Give the data a second time, exactly and in full.

——

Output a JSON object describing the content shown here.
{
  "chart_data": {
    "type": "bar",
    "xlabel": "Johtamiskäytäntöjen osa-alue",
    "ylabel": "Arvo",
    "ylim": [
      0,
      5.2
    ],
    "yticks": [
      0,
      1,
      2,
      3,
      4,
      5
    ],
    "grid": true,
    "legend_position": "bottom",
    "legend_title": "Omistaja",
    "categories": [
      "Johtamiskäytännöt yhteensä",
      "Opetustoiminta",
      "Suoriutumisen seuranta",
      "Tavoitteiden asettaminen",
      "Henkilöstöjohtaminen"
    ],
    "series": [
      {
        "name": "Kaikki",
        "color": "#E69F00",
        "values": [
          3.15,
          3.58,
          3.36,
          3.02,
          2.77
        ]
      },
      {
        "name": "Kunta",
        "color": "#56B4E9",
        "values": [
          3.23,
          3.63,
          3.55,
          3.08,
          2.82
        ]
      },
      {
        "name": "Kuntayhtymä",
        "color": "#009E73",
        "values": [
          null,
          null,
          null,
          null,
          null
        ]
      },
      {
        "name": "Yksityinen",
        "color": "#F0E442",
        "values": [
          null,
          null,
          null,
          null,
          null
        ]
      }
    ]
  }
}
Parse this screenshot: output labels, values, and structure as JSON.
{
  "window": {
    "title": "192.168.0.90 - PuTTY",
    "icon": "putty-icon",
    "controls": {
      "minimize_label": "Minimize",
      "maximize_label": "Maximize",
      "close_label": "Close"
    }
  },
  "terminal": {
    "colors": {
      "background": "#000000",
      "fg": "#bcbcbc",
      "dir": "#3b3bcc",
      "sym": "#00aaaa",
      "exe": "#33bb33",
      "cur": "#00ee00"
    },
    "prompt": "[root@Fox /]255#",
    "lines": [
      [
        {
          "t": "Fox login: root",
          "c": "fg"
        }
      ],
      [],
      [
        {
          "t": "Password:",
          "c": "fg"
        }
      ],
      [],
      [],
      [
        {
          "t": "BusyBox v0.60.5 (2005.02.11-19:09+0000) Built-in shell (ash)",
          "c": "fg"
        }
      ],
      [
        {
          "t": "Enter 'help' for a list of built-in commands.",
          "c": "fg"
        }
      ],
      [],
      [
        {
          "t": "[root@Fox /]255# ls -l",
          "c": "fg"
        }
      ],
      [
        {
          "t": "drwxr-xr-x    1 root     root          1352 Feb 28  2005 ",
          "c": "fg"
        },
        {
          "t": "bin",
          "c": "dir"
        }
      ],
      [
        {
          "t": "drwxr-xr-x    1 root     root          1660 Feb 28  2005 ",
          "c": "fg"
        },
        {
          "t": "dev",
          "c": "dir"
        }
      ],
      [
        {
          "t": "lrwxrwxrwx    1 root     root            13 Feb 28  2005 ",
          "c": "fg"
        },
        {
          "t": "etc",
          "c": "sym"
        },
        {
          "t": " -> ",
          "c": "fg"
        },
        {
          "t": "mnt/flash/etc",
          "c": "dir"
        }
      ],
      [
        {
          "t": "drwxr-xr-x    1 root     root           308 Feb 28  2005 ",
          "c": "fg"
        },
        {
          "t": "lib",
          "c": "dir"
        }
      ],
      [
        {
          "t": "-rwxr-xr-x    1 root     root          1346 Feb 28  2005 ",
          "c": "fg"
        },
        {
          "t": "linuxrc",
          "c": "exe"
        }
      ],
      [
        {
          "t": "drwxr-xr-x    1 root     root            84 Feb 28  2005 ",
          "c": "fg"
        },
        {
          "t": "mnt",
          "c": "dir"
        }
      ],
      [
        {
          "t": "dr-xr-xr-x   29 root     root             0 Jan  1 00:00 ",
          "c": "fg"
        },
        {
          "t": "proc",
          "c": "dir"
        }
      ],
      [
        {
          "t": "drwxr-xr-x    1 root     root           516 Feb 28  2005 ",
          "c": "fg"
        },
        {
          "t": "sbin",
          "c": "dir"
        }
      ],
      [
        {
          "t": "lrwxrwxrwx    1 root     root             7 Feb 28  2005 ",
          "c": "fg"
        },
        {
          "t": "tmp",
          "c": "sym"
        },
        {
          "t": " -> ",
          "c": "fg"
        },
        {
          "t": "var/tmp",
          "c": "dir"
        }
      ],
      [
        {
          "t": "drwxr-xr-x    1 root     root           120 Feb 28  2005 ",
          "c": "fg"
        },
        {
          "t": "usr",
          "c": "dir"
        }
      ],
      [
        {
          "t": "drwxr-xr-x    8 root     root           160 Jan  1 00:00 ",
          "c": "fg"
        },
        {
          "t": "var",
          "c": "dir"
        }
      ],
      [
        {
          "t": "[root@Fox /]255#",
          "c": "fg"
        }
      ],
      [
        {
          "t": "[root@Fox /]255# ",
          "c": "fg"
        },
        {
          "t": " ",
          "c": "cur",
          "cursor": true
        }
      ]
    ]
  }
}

——

> Written solution
Output a JSON object describing the content shown here.
{
  "chart_data": {
    "type": "bar",
    "xlabel": "Johtamiskäytäntöjen osa-alue",
    "ylabel": "Arvo",
    "ylim": [
      0,
      5.2
    ],
    "yticks": [
      0,
      1,
      2,
      3,
      4,
      5
    ],
    "grid": true,
    "legend_position": "bottom",
    "legend_title": "Omistaja",
    "categories": [
      "Johtamiskäytännöt yhteensä",
      "Opetustoiminta",
      "Suoriutumisen seuranta",
      "Tavoitteiden asettaminen",
      "Henkilöstöjohtaminen"
    ],
    "series": [
      {
        "name": "Kaikki",
        "color": "#E69F00",
        "values": [
          3.15,
          3.58,
          3.36,
          3.02,
          2.77
        ]
      },
      {
        "name": "Kunta",
        "color": "#56B4E9",
        "values": [
          3.23,
          3.63,
          3.55,
          3.08,
          2.82
        ]
      },
      {
        "name": "Kuntayhtymä",
        "color": "#009E73",
        "values": [
          null,
          null,
          null,
          null,
          null
        ]
      },
      {
        "name": "Yksityinen",
        "color": "#F0E442",
        "values": [
          null,
          null,
          null,
          null,
          null
        ]
      }
    ]
  }
}
Parse this screenshot: output labels, values, and structure as JSON.
{
  "window": {
    "title": "192.168.0.90 - PuTTY",
    "icon": "putty-icon",
    "controls": {
      "minimize_label": "Minimize",
      "maximize_label": "Maximize",
      "close_label": "Close"
    }
  },
  "terminal": {
    "colors": {
      "background": "#000000",
      "fg": "#bcbcbc",
      "dir": "#3b3bcc",
      "sym": "#00aaaa",
      "exe": "#33bb33",
      "cur": "#00ee00"
    },
    "prompt": "[root@Fox /]255#",
    "lines": [
      [
        {
          "t": "Fox login: root",
          "c": "fg"
        }
      ],
      [],
      [
        {
          "t": "Password:",
          "c": "fg"
        }
      ],
      [],
      [],
      [
        {
          "t": "BusyBox v0.60.5 (2005.02.11-19:09+0000) Built-in shell (ash)",
          "c": "fg"
        }
      ],
      [
        {
          "t": "Enter 'help' for a list of built-in commands.",
          "c": "fg"
        }
      ],
      [],
      [
        {
          "t": "[root@Fox /]255# ls -l",
          "c": "fg"
        }
      ],
      [
        {
          "t": "drwxr-xr-x    1 root     root          1352 Feb 28  2005 ",
          "c": "fg"
        },
        {
          "t": "bin",
          "c": "dir"
        }
      ],
      [
        {
          "t": "drwxr-xr-x    1 root     root          1660 Feb 28  2005 ",
          "c": "fg"
        },
        {
          "t": "dev",
          "c": "dir"
        }
      ],
      [
        {
          "t": "lrwxrwxrwx    1 root     root            13 Feb 28  2005 ",
          "c": "fg"
        },
        {
          "t": "etc",
          "c": "sym"
        },
        {
          "t": " -> ",
          "c": "fg"
        },
        {
          "t": "mnt/flash/etc",
          "c": "dir"
        }
      ],
      [
        {
          "t": "drwxr-xr-x    1 root     root           308 Feb 28  2005 ",
          "c": "fg"
        },
        {
          "t": "lib",
          "c": "dir"
        }
      ],
      [
        {
          "t": "-rwxr-xr-x    1 root     root          1346 Feb 28  2005 ",
          "c": "fg"
        },
        {
          "t": "linuxrc",
          "c": "exe"
        }
      ],
      [
        {
          "t": "drwxr-xr-x    1 root     root            84 Feb 28  2005 ",
          "c": "fg"
        },
        {
          "t": "mnt",
          "c": "dir"
        }
      ],
      [
        {
          "t": "dr-xr-xr-x   29 root     root             0 Jan  1 00:00 ",
          "c": "fg"
        },
        {
          "t": "proc",
          "c": "dir"
        }
      ],
      [
        {
          "t": "drwxr-xr-x    1 root     root           516 Feb 28  2005 ",
          "c": "fg"
        },
        {
          "t": "sbin",
          "c": "dir"
        }
      ],
      [
        {
          "t": "lrwxrwxrwx    1 root     root             7 Feb 28  2005 ",
          "c": "fg"
        },
        {
          "t": "tmp",
          "c": "sym"
        },
        {
          "t": " -> ",
          "c": "fg"
        },
        {
          "t": "var/tmp",
          "c": "dir"
        }
      ],
      [
        {
          "t": "drwxr-xr-x    1 root     root           120 Feb 28  2005 ",
          "c": "fg"
        },
        {
          "t": "usr",
          "c": "dir"
        }
      ],
      [
        {
          "t": "drwxr-xr-x    8 root     root           160 Jan  1 00:00 ",
          "c": "fg"
        },
        {
          "t": "var",
          "c": "dir"
        }
      ],
      [
        {
          "t": "[root@Fox /]255#",
          "c": "fg"
        }
      ],
      [
        {
          "t": "[root@Fox /]255# ",
          "c": "fg"
        },
        {
          "t": " ",
          "c": "cur",
          "cursor": true
        }
      ]
    ]
  }
}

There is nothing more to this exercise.